- The exercise: From the entries provided below, copy each line that contains the word "Cadrés".

- Supplied records:
****************************************

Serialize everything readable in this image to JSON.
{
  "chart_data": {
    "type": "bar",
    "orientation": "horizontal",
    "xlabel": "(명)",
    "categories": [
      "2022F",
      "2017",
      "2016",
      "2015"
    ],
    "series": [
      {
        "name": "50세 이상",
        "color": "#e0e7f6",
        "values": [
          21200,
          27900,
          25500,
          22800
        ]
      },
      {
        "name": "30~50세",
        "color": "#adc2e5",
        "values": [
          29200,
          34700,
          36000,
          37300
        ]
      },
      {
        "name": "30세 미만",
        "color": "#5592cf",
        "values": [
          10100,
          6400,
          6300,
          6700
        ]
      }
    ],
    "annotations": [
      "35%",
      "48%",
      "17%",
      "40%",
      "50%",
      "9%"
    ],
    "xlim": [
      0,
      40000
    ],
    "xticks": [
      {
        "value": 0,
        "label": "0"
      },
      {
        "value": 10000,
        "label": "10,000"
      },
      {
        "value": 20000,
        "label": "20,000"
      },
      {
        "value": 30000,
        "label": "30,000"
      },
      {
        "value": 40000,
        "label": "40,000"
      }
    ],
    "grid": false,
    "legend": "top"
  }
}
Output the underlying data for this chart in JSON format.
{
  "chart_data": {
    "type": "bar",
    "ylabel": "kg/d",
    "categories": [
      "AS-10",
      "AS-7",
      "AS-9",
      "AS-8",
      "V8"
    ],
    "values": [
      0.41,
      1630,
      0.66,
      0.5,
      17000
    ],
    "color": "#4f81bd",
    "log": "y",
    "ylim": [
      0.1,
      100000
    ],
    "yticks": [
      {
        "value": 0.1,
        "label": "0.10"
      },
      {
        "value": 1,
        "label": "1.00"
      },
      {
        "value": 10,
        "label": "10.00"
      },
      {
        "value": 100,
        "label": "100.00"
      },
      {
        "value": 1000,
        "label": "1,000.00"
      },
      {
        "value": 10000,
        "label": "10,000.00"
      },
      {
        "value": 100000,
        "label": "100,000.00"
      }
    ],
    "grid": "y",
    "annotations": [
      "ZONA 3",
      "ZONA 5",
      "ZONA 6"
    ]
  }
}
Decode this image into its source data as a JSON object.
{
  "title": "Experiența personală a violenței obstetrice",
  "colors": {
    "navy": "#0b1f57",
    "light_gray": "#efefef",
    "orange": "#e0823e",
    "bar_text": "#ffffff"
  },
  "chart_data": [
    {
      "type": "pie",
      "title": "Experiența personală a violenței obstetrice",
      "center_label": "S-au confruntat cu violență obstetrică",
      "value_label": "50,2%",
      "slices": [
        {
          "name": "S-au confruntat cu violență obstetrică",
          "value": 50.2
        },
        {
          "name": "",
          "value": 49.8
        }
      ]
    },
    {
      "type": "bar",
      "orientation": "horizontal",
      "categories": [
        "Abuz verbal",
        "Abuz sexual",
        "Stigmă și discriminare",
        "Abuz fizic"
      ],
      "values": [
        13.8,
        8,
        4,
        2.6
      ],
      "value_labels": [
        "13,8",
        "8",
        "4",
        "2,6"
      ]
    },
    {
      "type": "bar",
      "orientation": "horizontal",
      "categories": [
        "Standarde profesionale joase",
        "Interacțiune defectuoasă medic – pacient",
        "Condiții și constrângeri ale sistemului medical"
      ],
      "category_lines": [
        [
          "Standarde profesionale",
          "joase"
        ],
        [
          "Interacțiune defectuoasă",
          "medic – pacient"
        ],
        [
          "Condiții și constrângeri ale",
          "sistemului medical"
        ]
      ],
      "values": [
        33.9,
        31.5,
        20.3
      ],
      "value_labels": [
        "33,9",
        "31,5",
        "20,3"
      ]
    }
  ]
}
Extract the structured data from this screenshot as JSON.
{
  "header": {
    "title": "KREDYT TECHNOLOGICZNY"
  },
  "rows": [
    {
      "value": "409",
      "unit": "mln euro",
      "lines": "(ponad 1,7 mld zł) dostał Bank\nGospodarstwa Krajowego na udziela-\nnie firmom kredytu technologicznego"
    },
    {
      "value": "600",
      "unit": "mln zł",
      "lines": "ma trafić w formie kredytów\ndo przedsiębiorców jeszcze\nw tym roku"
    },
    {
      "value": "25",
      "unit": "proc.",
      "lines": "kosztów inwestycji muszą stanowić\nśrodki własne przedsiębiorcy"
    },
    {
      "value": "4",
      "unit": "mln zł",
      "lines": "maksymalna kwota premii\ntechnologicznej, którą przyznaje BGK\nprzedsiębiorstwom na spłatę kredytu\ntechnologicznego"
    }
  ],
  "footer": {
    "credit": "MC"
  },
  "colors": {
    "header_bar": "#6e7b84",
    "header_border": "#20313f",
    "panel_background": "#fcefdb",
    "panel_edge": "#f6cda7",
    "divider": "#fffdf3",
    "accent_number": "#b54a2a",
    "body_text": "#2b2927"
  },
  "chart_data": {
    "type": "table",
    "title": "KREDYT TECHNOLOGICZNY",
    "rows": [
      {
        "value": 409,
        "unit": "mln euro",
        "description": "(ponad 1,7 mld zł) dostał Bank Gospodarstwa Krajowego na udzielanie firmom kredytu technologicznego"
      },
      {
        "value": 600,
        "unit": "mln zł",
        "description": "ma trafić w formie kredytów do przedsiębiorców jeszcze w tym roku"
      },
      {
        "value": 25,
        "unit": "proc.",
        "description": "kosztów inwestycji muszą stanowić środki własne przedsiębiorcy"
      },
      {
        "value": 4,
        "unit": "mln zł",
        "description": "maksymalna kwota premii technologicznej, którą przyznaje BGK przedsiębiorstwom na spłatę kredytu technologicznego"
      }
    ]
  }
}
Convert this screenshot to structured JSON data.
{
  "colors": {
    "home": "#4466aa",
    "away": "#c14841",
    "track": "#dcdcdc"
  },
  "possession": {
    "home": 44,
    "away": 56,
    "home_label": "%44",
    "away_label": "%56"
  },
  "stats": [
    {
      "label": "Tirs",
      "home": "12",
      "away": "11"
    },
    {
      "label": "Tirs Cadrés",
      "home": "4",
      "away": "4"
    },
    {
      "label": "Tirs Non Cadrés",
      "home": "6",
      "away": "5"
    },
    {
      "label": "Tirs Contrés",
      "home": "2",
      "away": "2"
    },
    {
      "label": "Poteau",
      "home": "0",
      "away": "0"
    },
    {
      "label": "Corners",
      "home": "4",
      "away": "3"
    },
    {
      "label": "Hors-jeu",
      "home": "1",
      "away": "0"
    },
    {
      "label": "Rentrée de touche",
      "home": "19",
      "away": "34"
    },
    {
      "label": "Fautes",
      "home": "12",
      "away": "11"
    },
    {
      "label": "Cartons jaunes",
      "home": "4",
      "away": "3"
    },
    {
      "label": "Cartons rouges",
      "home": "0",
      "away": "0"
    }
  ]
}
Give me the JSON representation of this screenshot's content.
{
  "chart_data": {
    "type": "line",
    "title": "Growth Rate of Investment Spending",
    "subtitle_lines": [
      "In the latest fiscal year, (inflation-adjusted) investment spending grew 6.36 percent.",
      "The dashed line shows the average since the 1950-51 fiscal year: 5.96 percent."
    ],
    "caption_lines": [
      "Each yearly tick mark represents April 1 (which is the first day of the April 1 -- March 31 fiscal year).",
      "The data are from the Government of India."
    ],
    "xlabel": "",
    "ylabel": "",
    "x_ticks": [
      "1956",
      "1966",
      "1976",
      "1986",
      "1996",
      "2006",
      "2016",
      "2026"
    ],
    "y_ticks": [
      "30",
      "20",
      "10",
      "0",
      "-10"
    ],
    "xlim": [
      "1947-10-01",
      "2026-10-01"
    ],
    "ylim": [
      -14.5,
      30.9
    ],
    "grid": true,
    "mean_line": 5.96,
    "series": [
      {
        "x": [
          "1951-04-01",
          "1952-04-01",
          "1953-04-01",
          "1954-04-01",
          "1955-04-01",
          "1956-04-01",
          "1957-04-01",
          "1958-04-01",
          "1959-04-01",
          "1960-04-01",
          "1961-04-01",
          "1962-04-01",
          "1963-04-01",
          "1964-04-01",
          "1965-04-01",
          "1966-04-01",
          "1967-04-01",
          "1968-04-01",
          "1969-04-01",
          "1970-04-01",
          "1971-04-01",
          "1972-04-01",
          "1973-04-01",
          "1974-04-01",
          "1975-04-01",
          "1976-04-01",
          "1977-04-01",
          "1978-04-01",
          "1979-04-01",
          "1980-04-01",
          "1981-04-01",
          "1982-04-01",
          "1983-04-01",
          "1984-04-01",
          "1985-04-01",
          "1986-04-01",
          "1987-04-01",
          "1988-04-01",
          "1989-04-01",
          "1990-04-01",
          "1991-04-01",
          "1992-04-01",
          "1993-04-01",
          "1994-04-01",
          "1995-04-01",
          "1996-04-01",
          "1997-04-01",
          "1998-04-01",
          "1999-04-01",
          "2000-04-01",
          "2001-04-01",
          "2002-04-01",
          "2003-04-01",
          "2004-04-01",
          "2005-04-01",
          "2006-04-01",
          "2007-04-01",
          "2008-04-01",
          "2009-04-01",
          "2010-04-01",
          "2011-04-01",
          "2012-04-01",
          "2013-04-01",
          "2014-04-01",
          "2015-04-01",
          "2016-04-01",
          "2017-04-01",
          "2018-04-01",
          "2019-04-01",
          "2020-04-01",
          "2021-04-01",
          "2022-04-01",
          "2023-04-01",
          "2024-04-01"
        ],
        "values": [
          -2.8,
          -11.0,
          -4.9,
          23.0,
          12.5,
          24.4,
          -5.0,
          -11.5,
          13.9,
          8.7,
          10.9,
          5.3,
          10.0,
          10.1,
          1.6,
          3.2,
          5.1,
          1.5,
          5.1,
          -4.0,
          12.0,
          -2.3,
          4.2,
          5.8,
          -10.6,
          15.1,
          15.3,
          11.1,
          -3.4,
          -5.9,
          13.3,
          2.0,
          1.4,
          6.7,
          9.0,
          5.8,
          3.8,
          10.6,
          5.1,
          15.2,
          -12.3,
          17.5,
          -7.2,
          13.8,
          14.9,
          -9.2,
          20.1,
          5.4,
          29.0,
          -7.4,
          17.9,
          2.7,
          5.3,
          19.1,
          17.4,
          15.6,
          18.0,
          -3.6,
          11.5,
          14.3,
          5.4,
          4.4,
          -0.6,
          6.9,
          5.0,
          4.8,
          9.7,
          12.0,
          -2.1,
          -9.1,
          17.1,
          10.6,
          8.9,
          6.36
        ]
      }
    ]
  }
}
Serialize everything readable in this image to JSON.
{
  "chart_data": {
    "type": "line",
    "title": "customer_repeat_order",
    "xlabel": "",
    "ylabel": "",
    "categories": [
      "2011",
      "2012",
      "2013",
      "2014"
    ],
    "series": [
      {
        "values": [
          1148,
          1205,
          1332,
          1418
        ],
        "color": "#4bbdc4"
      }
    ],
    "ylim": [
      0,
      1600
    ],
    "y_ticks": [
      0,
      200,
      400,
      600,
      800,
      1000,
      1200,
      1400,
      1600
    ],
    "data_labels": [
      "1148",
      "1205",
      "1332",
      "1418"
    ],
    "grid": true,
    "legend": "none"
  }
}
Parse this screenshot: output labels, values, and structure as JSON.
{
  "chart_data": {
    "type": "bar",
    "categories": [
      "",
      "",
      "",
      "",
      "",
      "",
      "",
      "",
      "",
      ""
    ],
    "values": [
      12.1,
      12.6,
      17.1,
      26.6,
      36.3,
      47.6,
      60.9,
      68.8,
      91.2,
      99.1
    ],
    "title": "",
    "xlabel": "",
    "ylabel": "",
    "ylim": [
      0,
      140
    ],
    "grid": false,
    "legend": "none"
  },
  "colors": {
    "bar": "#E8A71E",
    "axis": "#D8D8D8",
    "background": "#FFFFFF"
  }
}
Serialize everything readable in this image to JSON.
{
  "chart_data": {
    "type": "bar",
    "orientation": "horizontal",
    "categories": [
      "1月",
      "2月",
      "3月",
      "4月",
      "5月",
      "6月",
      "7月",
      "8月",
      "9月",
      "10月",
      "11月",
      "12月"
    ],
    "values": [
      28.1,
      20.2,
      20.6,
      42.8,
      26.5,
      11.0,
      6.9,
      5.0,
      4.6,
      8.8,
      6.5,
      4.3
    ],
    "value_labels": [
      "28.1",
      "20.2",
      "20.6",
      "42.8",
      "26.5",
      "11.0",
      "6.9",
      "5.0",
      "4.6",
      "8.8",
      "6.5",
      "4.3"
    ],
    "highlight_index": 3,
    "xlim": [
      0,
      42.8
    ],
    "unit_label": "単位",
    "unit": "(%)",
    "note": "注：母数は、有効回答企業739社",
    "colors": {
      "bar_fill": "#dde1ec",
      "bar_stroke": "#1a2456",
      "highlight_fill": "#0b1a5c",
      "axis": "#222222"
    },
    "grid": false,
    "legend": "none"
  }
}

****************************************

- Result of this exercise:
      "label": "Tirs Cadrés",
      "label": "Tirs Non Cadrés",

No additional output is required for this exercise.